____ Material for this task

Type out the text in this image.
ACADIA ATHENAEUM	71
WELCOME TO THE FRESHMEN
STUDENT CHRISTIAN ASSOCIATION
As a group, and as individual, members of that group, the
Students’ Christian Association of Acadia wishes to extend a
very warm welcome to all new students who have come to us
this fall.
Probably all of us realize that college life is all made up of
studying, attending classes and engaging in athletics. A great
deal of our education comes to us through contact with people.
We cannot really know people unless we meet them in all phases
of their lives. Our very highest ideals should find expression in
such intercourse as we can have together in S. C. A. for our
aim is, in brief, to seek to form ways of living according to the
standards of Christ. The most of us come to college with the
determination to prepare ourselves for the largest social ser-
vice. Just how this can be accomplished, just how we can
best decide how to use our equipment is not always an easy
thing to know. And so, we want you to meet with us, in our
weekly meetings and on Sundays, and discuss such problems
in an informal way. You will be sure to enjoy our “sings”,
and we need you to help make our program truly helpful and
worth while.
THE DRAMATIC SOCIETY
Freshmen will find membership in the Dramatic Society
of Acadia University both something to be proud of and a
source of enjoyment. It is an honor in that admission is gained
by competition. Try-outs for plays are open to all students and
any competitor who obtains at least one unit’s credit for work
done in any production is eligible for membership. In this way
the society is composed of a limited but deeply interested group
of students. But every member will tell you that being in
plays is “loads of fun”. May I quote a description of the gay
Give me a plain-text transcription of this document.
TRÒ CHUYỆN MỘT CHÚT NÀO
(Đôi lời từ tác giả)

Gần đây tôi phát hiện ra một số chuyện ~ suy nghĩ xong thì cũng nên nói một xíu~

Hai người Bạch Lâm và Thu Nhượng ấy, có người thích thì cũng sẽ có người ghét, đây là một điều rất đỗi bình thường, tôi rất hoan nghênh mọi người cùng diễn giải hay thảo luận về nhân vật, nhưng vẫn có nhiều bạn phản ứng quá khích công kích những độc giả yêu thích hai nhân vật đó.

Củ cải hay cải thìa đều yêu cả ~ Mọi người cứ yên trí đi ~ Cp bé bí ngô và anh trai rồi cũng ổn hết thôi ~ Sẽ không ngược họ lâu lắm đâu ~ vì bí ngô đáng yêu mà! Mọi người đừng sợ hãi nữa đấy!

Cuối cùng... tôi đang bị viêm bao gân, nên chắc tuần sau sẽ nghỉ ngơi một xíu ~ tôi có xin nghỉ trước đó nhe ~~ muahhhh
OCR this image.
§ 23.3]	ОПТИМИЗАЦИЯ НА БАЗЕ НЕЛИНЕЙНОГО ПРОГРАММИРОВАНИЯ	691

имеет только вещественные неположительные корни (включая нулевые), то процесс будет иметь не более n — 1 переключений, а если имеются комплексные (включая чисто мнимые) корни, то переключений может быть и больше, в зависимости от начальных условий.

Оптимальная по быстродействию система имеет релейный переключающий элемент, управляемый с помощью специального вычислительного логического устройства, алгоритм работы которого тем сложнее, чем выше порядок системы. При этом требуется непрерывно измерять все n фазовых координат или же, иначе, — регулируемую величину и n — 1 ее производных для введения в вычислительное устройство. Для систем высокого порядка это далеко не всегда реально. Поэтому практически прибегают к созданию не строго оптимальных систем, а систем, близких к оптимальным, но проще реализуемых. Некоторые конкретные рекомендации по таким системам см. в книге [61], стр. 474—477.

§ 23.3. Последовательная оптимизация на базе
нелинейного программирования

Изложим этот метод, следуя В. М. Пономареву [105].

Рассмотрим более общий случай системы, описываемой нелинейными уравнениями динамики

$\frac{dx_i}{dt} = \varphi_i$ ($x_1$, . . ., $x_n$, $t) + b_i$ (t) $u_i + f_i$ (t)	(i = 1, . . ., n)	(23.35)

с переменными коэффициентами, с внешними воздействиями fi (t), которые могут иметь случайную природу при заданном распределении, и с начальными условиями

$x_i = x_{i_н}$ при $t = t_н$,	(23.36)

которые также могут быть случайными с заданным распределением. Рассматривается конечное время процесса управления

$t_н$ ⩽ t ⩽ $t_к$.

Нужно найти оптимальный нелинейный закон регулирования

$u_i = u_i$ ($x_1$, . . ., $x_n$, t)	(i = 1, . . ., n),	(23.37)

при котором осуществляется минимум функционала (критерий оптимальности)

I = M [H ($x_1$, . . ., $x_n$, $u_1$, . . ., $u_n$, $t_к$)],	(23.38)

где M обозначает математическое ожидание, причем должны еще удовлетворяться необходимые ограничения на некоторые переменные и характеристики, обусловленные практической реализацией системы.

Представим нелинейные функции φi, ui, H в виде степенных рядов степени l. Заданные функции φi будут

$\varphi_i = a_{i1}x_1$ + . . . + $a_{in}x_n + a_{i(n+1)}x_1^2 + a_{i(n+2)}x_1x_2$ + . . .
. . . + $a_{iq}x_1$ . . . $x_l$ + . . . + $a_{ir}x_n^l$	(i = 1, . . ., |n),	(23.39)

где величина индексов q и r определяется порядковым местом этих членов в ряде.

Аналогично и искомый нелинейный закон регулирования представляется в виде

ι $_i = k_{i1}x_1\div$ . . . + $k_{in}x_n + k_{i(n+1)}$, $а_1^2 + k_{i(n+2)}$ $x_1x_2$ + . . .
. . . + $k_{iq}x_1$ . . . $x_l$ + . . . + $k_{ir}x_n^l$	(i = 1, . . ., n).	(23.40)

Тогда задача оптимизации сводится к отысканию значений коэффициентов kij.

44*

________

▶ What the exercise asks:
Repeat the data in its entirety, character for character.

▶ Task answer:
Type out the text in this image.
ACADIA ATHENAEUM	71
WELCOME TO THE FRESHMEN
STUDENT CHRISTIAN ASSOCIATION
As a group, and as individual, members of that group, the
Students’ Christian Association of Acadia wishes to extend a
very warm welcome to all new students who have come to us
this fall.
Probably all of us realize that college life is all made up of
studying, attending classes and engaging in athletics. A great
deal of our education comes to us through contact with people.
We cannot really know people unless we meet them in all phases
of their lives. Our very highest ideals should find expression in
such intercourse as we can have together in S. C. A. for our
aim is, in brief, to seek to form ways of living according to the
standards of Christ. The most of us come to college with the
determination to prepare ourselves for the largest social ser-
vice. Just how this can be accomplished, just how we can
best decide how to use our equipment is not always an easy
thing to know. And so, we want you to meet with us, in our
weekly meetings and on Sundays, and discuss such problems
in an informal way. You will be sure to enjoy our “sings”,
and we need you to help make our program truly helpful and
worth while.
THE DRAMATIC SOCIETY
Freshmen will find membership in the Dramatic Society
of Acadia University both something to be proud of and a
source of enjoyment. It is an honor in that admission is gained
by competition. Try-outs for plays are open to all students and
any competitor who obtains at least one unit’s credit for work
done in any production is eligible for membership. In this way
the society is composed of a limited but deeply interested group
of students. But every member will tell you that being in
plays is “loads of fun”. May I quote a description of the gay
Give me a plain-text transcription of this document.
TRÒ CHUYỆN MỘT CHÚT NÀO
(Đôi lời từ tác giả)

Gần đây tôi phát hiện ra một số chuyện ~ suy nghĩ xong thì cũng nên nói một xíu~

Hai người Bạch Lâm và Thu Nhượng ấy, có người thích thì cũng sẽ có người ghét, đây là một điều rất đỗi bình thường, tôi rất hoan nghênh mọi người cùng diễn giải hay thảo luận về nhân vật, nhưng vẫn có nhiều bạn phản ứng quá khích công kích những độc giả yêu thích hai nhân vật đó.

Củ cải hay cải thìa đều yêu cả ~ Mọi người cứ yên trí đi ~ Cp bé bí ngô và anh trai rồi cũng ổn hết thôi ~ Sẽ không ngược họ lâu lắm đâu ~ vì bí ngô đáng yêu mà! Mọi người đừng sợ hãi nữa đấy!

Cuối cùng... tôi đang bị viêm bao gân, nên chắc tuần sau sẽ nghỉ ngơi một xíu ~ tôi có xin nghỉ trước đó nhe ~~ muahhhh
OCR this image.
§ 23.3]	ОПТИМИЗАЦИЯ НА БАЗЕ НЕЛИНЕЙНОГО ПРОГРАММИРОВАНИЯ	691

имеет только вещественные неположительные корни (включая нулевые), то процесс будет иметь не более n — 1 переключений, а если имеются комплексные (включая чисто мнимые) корни, то переключений может быть и больше, в зависимости от начальных условий.

Оптимальная по быстродействию система имеет релейный переключающий элемент, управляемый с помощью специального вычислительного логического устройства, алгоритм работы которого тем сложнее, чем выше порядок системы. При этом требуется непрерывно измерять все n фазовых координат или же, иначе, — регулируемую величину и n — 1 ее производных для введения в вычислительное устройство. Для систем высокого порядка это далеко не всегда реально. Поэтому практически прибегают к созданию не строго оптимальных систем, а систем, близких к оптимальным, но проще реализуемых. Некоторые конкретные рекомендации по таким системам см. в книге [61], стр. 474—477.

§ 23.3. Последовательная оптимизация на базе
нелинейного программирования

Изложим этот метод, следуя В. М. Пономареву [105].

Рассмотрим более общий случай системы, описываемой нелинейными уравнениями динамики

$\frac{dx_i}{dt} = \varphi_i$ ($x_1$, . . ., $x_n$, $t) + b_i$ (t) $u_i + f_i$ (t)	(i = 1, . . ., n)	(23.35)

с переменными коэффициентами, с внешними воздействиями fi (t), которые могут иметь случайную природу при заданном распределении, и с начальными условиями

$x_i = x_{i_н}$ при $t = t_н$,	(23.36)

которые также могут быть случайными с заданным распределением. Рассматривается конечное время процесса управления

$t_н$ ⩽ t ⩽ $t_к$.

Нужно найти оптимальный нелинейный закон регулирования

$u_i = u_i$ ($x_1$, . . ., $x_n$, t)	(i = 1, . . ., n),	(23.37)

при котором осуществляется минимум функционала (критерий оптимальности)

I = M [H ($x_1$, . . ., $x_n$, $u_1$, . . ., $u_n$, $t_к$)],	(23.38)

где M обозначает математическое ожидание, причем должны еще удовлетворяться необходимые ограничения на некоторые переменные и характеристики, обусловленные практической реализацией системы.

Представим нелинейные функции φi, ui, H в виде степенных рядов степени l. Заданные функции φi будут

$\varphi_i = a_{i1}x_1$ + . . . + $a_{in}x_n + a_{i(n+1)}x_1^2 + a_{i(n+2)}x_1x_2$ + . . .
. . . + $a_{iq}x_1$ . . . $x_l$ + . . . + $a_{ir}x_n^l$	(i = 1, . . ., |n),	(23.39)

где величина индексов q и r определяется порядковым местом этих членов в ряде.

Аналогично и искомый нелинейный закон регулирования представляется в виде

ι $_i = k_{i1}x_1\div$ . . . + $k_{in}x_n + k_{i(n+1)}$, $а_1^2 + k_{i(n+2)}$ $x_1x_2$ + . . .
. . . + $k_{iq}x_1$ . . . $x_l$ + . . . + $k_{ir}x_n^l$	(i = 1, . . ., n).	(23.40)

Тогда задача оптимизации сводится к отысканию значений коэффициентов kij.

44*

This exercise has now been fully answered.